Aim => Skip every picture and transcribe the remaining material exactly.

(Stored dataset items)
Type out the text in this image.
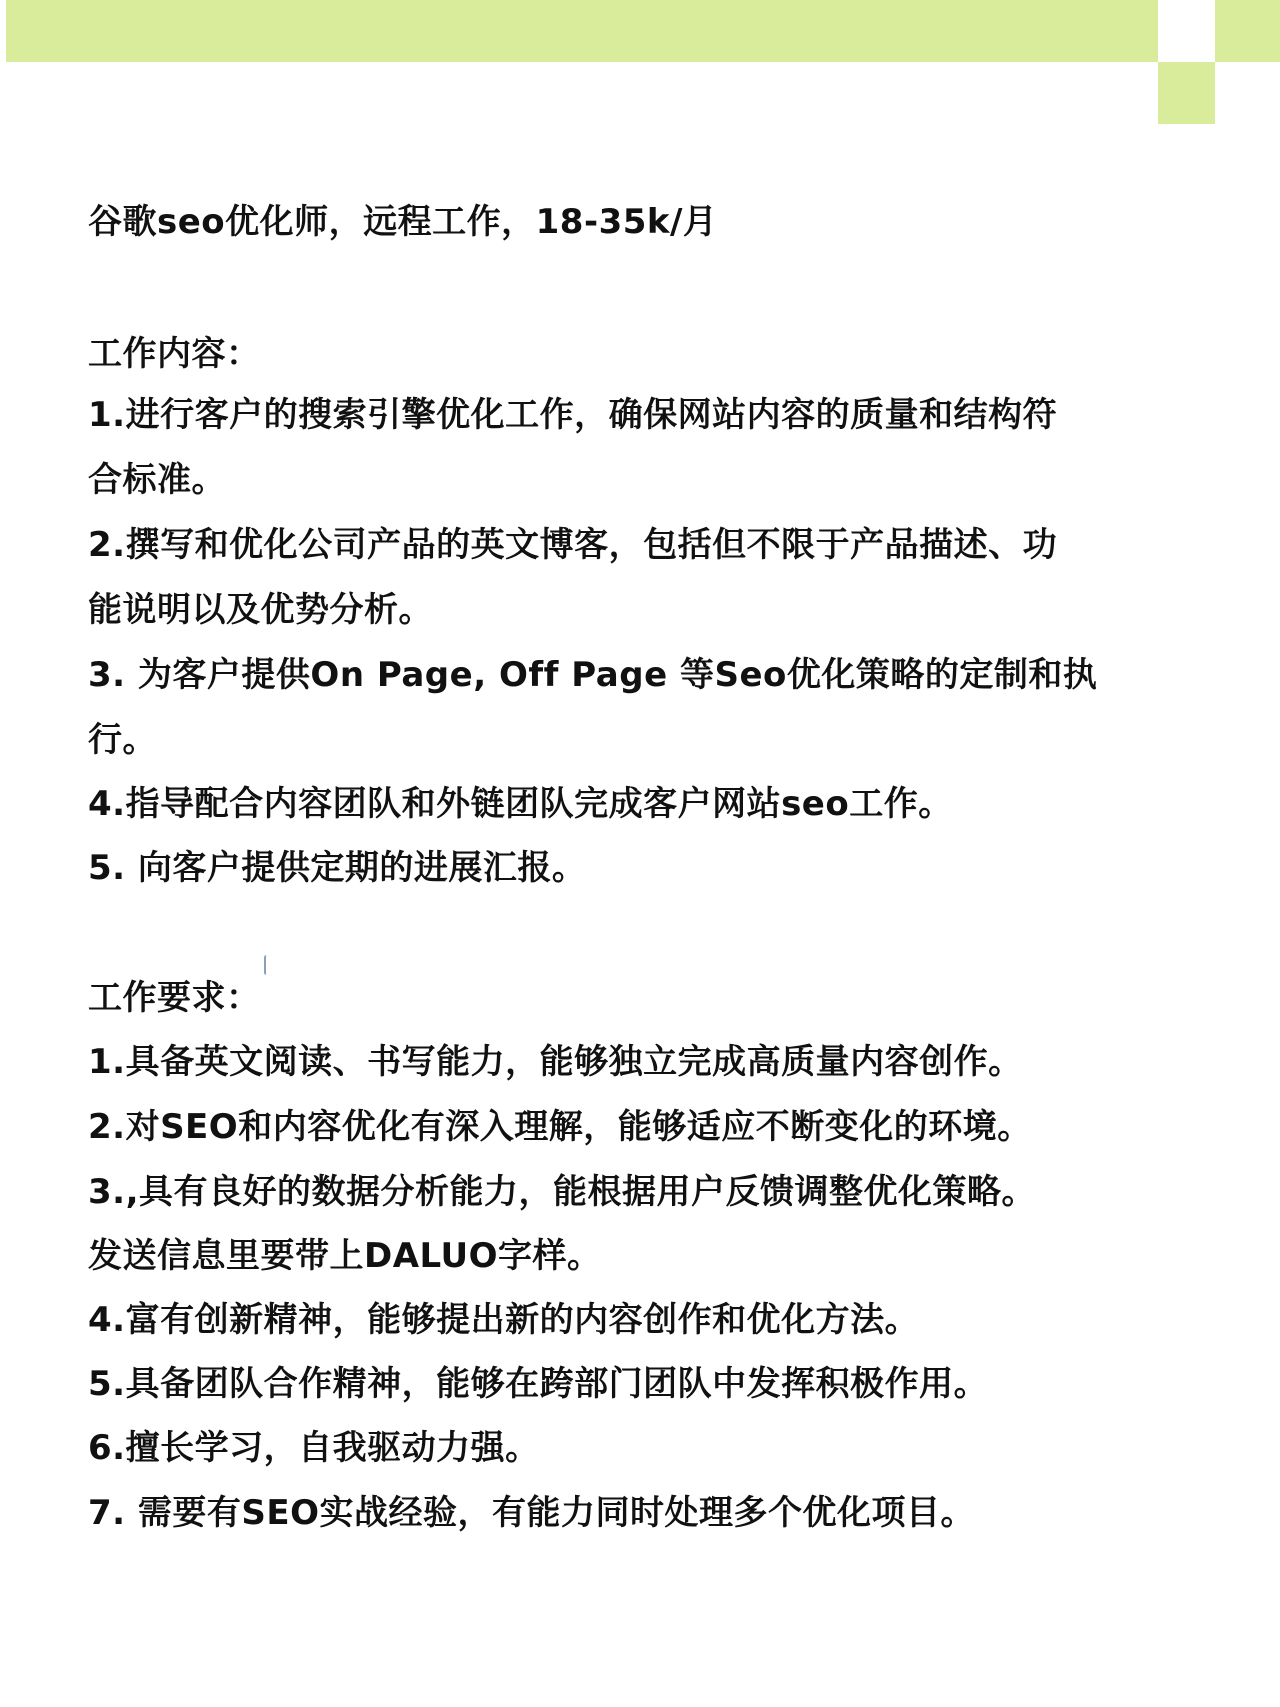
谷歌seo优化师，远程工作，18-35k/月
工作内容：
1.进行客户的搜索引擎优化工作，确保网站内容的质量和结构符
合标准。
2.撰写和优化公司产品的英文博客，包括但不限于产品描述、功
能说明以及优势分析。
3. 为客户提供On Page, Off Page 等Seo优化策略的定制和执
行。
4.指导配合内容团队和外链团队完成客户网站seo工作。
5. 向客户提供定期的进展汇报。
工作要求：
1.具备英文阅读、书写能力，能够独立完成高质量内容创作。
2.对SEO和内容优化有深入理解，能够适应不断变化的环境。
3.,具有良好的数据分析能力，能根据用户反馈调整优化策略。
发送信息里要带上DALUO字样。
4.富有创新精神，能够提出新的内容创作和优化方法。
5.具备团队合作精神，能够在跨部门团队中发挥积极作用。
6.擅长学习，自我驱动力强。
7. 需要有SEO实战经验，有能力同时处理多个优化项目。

Exercise answer =>
Type out the text in this image.
谷歌seo优化师，远程工作，18-35k/月
工作内容：
1.进行客户的搜索引擎优化工作，确保网站内容的质量和结构符
合标准。
2.撰写和优化公司产品的英文博客，包括但不限于产品描述、功
能说明以及优势分析。
3. 为客户提供On Page, Off Page 等Seo优化策略的定制和执
行。
4.指导配合内容团队和外链团队完成客户网站seo工作。
5. 向客户提供定期的进展汇报。
工作要求：
1.具备英文阅读、书写能力，能够独立完成高质量内容创作。
2.对SEO和内容优化有深入理解，能够适应不断变化的环境。
3.,具有良好的数据分析能力，能根据用户反馈调整优化策略。
发送信息里要带上DALUO字样。
4.富有创新精神，能够提出新的内容创作和优化方法。
5.具备团队合作精神，能够在跨部门团队中发挥积极作用。
6.擅长学习，自我驱动力强。
7. 需要有SEO实战经验，有能力同时处理多个优化项目。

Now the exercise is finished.